Required work:
Work out how many lines of the listing hold the string "таскать", then answer with that number and nothing else.

Supplied material:
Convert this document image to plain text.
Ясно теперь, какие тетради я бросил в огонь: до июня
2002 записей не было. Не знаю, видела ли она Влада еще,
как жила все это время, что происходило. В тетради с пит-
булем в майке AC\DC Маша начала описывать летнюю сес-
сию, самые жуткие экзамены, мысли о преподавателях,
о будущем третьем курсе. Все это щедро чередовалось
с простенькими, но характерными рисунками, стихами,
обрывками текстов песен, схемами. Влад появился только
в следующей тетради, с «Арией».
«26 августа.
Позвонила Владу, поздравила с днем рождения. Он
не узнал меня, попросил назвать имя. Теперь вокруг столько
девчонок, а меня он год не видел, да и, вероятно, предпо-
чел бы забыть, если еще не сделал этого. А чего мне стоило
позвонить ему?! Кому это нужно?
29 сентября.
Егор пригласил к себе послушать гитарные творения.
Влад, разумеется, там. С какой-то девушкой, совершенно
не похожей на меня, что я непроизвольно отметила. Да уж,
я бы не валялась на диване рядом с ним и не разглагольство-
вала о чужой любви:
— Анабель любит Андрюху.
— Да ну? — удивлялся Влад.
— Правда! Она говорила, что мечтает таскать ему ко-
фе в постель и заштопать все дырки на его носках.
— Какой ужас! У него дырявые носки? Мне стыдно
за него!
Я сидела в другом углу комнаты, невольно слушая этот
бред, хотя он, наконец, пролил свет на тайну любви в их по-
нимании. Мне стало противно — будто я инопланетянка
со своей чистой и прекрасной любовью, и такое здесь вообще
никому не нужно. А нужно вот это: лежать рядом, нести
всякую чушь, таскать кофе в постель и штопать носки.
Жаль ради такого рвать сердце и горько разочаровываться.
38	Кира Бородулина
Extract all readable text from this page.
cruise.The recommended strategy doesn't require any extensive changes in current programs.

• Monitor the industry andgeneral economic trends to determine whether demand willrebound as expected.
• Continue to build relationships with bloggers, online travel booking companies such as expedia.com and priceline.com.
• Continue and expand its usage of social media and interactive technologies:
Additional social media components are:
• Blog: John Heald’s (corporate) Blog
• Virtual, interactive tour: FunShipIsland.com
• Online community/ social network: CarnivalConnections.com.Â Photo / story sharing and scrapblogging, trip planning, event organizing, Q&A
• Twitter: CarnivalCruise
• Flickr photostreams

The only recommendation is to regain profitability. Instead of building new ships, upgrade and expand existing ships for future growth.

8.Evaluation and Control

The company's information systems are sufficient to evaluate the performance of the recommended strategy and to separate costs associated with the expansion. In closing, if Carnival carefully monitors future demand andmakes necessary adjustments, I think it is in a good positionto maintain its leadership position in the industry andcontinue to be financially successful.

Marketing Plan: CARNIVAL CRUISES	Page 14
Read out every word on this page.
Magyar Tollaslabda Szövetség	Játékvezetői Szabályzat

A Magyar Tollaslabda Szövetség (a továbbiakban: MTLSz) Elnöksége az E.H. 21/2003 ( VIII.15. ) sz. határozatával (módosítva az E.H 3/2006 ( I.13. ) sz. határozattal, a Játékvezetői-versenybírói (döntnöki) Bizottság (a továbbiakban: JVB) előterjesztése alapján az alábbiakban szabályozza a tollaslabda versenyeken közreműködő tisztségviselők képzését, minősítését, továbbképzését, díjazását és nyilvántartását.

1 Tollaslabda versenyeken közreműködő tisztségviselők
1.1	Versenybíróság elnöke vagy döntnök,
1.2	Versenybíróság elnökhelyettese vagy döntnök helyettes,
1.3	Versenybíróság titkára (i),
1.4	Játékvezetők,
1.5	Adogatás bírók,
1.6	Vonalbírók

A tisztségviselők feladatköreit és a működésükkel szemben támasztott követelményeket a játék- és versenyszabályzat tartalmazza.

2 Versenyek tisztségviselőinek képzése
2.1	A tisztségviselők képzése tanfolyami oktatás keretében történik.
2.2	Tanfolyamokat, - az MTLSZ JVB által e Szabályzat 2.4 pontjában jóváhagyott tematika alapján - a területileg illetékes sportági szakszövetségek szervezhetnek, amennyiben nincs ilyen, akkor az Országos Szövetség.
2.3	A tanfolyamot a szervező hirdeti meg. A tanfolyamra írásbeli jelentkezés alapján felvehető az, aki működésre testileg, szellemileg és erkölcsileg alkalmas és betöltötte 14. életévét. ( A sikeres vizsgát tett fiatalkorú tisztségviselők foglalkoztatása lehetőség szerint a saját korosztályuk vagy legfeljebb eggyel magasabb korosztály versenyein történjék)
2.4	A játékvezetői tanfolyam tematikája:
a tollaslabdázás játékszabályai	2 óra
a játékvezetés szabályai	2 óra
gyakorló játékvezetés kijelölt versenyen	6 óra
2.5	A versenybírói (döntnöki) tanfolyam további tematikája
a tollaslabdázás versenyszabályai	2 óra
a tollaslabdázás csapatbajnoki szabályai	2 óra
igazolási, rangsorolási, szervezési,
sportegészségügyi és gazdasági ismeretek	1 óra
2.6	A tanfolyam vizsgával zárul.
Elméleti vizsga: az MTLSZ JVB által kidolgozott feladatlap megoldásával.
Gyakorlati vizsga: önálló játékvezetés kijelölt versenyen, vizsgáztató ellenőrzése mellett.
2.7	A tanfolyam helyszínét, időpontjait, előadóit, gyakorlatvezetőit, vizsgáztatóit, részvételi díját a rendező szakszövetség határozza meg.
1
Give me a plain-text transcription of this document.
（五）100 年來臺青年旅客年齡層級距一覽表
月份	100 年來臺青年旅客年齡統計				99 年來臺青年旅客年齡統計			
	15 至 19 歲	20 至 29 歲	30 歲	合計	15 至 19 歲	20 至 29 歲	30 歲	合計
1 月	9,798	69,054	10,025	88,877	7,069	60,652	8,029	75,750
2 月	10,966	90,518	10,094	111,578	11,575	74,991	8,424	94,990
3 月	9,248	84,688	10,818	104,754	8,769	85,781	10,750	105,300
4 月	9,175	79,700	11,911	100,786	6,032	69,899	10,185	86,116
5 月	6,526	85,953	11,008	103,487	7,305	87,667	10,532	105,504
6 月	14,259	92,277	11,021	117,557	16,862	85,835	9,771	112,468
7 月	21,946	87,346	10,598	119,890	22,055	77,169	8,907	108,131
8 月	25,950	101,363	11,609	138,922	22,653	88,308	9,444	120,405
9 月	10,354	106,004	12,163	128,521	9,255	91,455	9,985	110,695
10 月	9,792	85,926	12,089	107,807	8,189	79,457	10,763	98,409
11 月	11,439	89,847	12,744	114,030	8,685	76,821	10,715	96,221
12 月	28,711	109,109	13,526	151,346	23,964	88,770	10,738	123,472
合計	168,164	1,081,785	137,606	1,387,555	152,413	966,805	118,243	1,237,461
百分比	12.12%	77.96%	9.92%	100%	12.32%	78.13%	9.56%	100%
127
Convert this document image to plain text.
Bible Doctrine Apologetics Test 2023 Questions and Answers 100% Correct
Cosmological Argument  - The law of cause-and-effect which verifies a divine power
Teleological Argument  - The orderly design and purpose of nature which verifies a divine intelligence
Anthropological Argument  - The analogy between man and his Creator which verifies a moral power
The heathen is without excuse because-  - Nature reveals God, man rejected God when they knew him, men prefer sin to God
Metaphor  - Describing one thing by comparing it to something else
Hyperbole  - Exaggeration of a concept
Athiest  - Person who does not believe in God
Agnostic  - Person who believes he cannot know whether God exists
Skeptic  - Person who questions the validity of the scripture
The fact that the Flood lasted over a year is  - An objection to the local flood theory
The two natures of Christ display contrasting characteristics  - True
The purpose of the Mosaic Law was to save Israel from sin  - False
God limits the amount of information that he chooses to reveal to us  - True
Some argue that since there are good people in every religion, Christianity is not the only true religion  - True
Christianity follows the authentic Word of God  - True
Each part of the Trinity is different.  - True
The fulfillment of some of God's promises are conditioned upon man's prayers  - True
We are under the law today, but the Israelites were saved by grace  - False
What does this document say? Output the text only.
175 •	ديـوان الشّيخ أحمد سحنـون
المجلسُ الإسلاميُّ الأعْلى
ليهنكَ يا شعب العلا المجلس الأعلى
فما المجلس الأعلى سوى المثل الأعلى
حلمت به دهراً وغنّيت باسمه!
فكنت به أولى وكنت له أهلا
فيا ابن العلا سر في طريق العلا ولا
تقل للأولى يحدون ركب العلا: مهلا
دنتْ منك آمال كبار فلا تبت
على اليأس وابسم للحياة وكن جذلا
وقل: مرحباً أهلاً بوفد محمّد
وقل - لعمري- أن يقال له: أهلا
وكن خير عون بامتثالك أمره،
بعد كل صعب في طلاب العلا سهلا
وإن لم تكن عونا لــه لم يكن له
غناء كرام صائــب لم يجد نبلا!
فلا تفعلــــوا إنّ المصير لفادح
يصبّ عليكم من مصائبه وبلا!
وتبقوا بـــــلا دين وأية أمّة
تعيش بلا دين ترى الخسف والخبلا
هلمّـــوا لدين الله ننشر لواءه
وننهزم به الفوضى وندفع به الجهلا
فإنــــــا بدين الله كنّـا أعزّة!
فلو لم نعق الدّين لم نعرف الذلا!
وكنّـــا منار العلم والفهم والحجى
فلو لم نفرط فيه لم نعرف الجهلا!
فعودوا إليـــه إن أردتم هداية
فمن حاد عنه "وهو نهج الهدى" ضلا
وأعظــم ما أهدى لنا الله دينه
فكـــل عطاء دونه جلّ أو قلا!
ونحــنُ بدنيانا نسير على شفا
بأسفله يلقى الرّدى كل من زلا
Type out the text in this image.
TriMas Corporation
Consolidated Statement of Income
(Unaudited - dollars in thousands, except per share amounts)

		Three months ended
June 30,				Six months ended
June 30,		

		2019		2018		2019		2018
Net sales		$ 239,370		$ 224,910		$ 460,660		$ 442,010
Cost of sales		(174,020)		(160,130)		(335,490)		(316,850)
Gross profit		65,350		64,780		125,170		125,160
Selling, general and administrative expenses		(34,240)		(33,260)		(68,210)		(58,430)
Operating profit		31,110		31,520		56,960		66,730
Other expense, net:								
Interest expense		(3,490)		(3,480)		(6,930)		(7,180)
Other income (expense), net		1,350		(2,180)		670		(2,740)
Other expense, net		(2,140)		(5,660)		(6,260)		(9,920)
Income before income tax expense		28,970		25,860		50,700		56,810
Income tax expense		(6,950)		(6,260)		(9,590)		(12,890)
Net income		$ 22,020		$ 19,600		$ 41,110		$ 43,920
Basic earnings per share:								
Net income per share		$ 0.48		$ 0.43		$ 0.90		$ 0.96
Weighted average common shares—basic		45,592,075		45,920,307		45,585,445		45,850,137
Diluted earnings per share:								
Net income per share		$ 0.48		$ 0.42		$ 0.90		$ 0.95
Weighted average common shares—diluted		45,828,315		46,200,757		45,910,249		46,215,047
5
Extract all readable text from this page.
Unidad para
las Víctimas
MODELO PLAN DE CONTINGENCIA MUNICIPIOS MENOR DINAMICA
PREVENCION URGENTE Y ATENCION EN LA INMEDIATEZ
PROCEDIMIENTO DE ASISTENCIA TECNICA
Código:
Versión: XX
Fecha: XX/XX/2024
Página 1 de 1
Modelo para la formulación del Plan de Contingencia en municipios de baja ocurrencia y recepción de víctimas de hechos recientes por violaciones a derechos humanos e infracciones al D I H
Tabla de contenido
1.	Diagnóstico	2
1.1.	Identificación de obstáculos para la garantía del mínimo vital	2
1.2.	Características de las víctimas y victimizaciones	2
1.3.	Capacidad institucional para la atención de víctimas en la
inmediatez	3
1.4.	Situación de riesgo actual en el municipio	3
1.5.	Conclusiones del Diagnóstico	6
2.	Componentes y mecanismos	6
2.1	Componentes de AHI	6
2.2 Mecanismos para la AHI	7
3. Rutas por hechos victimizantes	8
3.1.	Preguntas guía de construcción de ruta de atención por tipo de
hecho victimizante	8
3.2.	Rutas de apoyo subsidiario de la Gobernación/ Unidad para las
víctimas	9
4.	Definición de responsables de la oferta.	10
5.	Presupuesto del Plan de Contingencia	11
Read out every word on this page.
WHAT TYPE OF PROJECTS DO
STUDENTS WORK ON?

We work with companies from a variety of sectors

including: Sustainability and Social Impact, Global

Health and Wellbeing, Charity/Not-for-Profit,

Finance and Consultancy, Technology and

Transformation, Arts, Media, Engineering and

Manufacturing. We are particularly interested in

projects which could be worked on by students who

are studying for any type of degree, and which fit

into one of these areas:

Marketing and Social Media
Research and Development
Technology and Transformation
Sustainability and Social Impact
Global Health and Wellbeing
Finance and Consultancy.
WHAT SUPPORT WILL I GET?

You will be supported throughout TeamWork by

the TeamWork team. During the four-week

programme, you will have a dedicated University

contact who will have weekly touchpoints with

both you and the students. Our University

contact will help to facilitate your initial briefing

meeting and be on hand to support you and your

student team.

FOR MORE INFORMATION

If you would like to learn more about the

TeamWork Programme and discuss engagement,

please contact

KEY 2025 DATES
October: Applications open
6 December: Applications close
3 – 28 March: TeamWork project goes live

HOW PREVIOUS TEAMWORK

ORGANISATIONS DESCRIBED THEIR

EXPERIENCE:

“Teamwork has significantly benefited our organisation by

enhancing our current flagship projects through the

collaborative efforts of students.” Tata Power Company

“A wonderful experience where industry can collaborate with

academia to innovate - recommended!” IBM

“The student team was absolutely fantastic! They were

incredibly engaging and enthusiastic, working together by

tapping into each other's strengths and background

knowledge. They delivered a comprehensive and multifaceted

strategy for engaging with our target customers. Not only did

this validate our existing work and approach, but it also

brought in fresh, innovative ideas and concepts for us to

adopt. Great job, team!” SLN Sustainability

Task response:
2